:: Entries provided

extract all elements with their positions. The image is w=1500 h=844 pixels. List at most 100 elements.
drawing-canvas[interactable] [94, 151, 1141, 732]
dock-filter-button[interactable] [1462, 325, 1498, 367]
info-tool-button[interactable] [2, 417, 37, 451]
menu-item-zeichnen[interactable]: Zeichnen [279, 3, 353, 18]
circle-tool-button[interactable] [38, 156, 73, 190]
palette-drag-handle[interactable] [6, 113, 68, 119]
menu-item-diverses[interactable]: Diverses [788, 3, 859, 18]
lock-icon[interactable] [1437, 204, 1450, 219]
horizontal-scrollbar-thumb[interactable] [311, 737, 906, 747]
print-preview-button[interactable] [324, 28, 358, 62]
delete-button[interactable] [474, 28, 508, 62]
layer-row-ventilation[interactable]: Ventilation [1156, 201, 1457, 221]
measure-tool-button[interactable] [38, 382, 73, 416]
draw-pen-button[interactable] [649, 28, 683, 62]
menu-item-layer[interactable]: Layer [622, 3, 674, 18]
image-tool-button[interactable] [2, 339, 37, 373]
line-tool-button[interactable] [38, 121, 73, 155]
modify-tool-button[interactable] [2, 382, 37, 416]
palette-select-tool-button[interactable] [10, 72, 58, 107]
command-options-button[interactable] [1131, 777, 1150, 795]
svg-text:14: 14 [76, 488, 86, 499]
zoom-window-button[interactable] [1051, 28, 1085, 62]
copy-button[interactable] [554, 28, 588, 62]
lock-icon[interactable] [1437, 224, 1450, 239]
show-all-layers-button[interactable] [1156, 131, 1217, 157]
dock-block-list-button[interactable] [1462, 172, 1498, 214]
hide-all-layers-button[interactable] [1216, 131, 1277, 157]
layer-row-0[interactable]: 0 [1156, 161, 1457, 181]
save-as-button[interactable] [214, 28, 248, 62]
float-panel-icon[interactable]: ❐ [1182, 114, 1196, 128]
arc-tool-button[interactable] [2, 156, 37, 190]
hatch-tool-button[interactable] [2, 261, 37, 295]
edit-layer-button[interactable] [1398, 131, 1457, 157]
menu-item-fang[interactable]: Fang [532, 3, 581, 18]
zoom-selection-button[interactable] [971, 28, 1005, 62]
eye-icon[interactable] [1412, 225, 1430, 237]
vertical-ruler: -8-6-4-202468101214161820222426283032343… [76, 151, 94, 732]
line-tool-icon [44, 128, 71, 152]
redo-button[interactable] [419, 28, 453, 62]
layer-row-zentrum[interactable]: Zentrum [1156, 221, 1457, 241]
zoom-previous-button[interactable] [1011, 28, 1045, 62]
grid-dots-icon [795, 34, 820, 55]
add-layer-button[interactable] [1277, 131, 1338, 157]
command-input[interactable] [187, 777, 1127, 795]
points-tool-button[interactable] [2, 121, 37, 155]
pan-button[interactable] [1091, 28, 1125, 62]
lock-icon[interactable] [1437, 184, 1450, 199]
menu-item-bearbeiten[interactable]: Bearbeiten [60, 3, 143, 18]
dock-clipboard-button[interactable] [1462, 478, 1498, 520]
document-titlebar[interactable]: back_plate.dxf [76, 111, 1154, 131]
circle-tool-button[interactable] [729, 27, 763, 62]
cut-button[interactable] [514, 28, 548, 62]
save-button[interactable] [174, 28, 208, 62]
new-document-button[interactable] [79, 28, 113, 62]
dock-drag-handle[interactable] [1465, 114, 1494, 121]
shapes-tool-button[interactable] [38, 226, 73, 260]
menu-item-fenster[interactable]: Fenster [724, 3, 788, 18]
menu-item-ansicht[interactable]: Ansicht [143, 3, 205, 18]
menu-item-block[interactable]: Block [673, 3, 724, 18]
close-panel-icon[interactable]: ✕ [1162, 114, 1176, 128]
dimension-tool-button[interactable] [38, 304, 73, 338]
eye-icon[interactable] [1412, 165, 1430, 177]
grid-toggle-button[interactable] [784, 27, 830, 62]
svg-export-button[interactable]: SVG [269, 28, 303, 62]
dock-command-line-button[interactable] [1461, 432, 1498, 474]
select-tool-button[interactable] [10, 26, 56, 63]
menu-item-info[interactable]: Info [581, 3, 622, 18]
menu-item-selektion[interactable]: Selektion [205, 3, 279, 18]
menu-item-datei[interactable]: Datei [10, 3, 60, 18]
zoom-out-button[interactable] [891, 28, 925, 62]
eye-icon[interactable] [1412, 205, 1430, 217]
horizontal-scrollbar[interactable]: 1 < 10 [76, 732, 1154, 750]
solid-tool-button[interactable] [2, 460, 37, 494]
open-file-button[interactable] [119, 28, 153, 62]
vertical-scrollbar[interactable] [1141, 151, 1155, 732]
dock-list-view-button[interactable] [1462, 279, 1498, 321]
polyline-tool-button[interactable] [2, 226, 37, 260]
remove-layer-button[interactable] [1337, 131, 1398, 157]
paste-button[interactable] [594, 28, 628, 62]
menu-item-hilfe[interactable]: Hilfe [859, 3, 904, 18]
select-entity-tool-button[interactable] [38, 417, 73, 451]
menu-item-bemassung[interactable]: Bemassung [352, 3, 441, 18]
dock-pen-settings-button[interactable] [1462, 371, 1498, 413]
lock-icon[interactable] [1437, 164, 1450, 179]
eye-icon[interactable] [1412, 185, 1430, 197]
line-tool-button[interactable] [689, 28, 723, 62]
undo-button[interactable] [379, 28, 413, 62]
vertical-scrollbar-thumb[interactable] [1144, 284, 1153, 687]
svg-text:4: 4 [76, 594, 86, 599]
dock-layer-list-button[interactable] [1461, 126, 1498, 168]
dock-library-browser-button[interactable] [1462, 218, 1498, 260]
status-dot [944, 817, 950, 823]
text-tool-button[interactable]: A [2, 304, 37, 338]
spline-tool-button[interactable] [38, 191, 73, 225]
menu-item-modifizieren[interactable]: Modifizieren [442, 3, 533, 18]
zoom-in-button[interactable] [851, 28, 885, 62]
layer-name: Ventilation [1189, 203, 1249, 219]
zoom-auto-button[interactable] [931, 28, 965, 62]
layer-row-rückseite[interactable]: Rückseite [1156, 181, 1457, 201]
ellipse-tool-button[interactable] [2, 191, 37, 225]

::::

Reproduce every one of the records above word for word, line by line, without changing anything.

extract all elements with their positions. The image is w=1500 h=844 pixels. List at most 100 elements.
drawing-canvas[interactable] [94, 151, 1141, 732]
dock-filter-button[interactable] [1462, 325, 1498, 367]
info-tool-button[interactable] [2, 417, 37, 451]
menu-item-zeichnen[interactable]: Zeichnen [279, 3, 353, 18]
circle-tool-button[interactable] [38, 156, 73, 190]
palette-drag-handle[interactable] [6, 113, 68, 119]
menu-item-diverses[interactable]: Diverses [788, 3, 859, 18]
lock-icon[interactable] [1437, 204, 1450, 219]
horizontal-scrollbar-thumb[interactable] [311, 737, 906, 747]
print-preview-button[interactable] [324, 28, 358, 62]
delete-button[interactable] [474, 28, 508, 62]
layer-row-ventilation[interactable]: Ventilation [1156, 201, 1457, 221]
measure-tool-button[interactable] [38, 382, 73, 416]
draw-pen-button[interactable] [649, 28, 683, 62]
menu-item-layer[interactable]: Layer [622, 3, 674, 18]
image-tool-button[interactable] [2, 339, 37, 373]
line-tool-button[interactable] [38, 121, 73, 155]
modify-tool-button[interactable] [2, 382, 37, 416]
palette-select-tool-button[interactable] [10, 72, 58, 107]
command-options-button[interactable] [1131, 777, 1150, 795]
svg-text:14: 14 [76, 488, 86, 499]
zoom-window-button[interactable] [1051, 28, 1085, 62]
copy-button[interactable] [554, 28, 588, 62]
lock-icon[interactable] [1437, 224, 1450, 239]
show-all-layers-button[interactable] [1156, 131, 1217, 157]
dock-block-list-button[interactable] [1462, 172, 1498, 214]
hide-all-layers-button[interactable] [1216, 131, 1277, 157]
layer-row-0[interactable]: 0 [1156, 161, 1457, 181]
save-as-button[interactable] [214, 28, 248, 62]
float-panel-icon[interactable]: ❐ [1182, 114, 1196, 128]
arc-tool-button[interactable] [2, 156, 37, 190]
hatch-tool-button[interactable] [2, 261, 37, 295]
edit-layer-button[interactable] [1398, 131, 1457, 157]
menu-item-fang[interactable]: Fang [532, 3, 581, 18]
zoom-selection-button[interactable] [971, 28, 1005, 62]
eye-icon[interactable] [1412, 225, 1430, 237]
vertical-ruler: -8-6-4-202468101214161820222426283032343… [76, 151, 94, 732]
line-tool-icon [44, 128, 71, 152]
redo-button[interactable] [419, 28, 453, 62]
layer-row-zentrum[interactable]: Zentrum [1156, 221, 1457, 241]
zoom-previous-button[interactable] [1011, 28, 1045, 62]
grid-dots-icon [795, 34, 820, 55]
add-layer-button[interactable] [1277, 131, 1338, 157]
command-input[interactable] [187, 777, 1127, 795]
points-tool-button[interactable] [2, 121, 37, 155]
pan-button[interactable] [1091, 28, 1125, 62]
lock-icon[interactable] [1437, 184, 1450, 199]
menu-item-bearbeiten[interactable]: Bearbeiten [60, 3, 143, 18]
dock-clipboard-button[interactable] [1462, 478, 1498, 520]
document-titlebar[interactable]: back_plate.dxf [76, 111, 1154, 131]
circle-tool-button[interactable] [729, 27, 763, 62]
cut-button[interactable] [514, 28, 548, 62]
save-button[interactable] [174, 28, 208, 62]
new-document-button[interactable] [79, 28, 113, 62]
dock-drag-handle[interactable] [1465, 114, 1494, 121]
shapes-tool-button[interactable] [38, 226, 73, 260]
menu-item-fenster[interactable]: Fenster [724, 3, 788, 18]
menu-item-ansicht[interactable]: Ansicht [143, 3, 205, 18]
menu-item-block[interactable]: Block [673, 3, 724, 18]
close-panel-icon[interactable]: ✕ [1162, 114, 1176, 128]
dimension-tool-button[interactable] [38, 304, 73, 338]
eye-icon[interactable] [1412, 165, 1430, 177]
grid-toggle-button[interactable] [784, 27, 830, 62]
svg-export-button[interactable]: SVG [269, 28, 303, 62]
dock-command-line-button[interactable] [1461, 432, 1498, 474]
select-tool-button[interactable] [10, 26, 56, 63]
menu-item-info[interactable]: Info [581, 3, 622, 18]
menu-item-selektion[interactable]: Selektion [205, 3, 279, 18]
menu-item-datei[interactable]: Datei [10, 3, 60, 18]
zoom-out-button[interactable] [891, 28, 925, 62]
eye-icon[interactable] [1412, 205, 1430, 217]
horizontal-scrollbar[interactable]: 1 < 10 [76, 732, 1154, 750]
solid-tool-button[interactable] [2, 460, 37, 494]
open-file-button[interactable] [119, 28, 153, 62]
vertical-scrollbar[interactable] [1141, 151, 1155, 732]
dock-list-view-button[interactable] [1462, 279, 1498, 321]
polyline-tool-button[interactable] [2, 226, 37, 260]
remove-layer-button[interactable] [1337, 131, 1398, 157]
paste-button[interactable] [594, 28, 628, 62]
menu-item-hilfe[interactable]: Hilfe [859, 3, 904, 18]
select-entity-tool-button[interactable] [38, 417, 73, 451]
menu-item-bemassung[interactable]: Bemassung [352, 3, 441, 18]
dock-pen-settings-button[interactable] [1462, 371, 1498, 413]
lock-icon[interactable] [1437, 164, 1450, 179]
eye-icon[interactable] [1412, 185, 1430, 197]
line-tool-button[interactable] [689, 28, 723, 62]
undo-button[interactable] [379, 28, 413, 62]
vertical-scrollbar-thumb[interactable] [1144, 284, 1153, 687]
svg-text:4: 4 [76, 594, 86, 599]
dock-layer-list-button[interactable] [1461, 126, 1498, 168]
dock-library-browser-button[interactable] [1462, 218, 1498, 260]
status-dot [944, 817, 950, 823]
text-tool-button[interactable]: A [2, 304, 37, 338]
spline-tool-button[interactable] [38, 191, 73, 225]
menu-item-modifizieren[interactable]: Modifizieren [442, 3, 533, 18]
zoom-in-button[interactable] [851, 28, 885, 62]
layer-name: Ventilation [1189, 203, 1249, 219]
zoom-auto-button[interactable] [931, 28, 965, 62]
layer-row-rückseite[interactable]: Rückseite [1156, 181, 1457, 201]
ellipse-tool-button[interactable] [2, 191, 37, 225]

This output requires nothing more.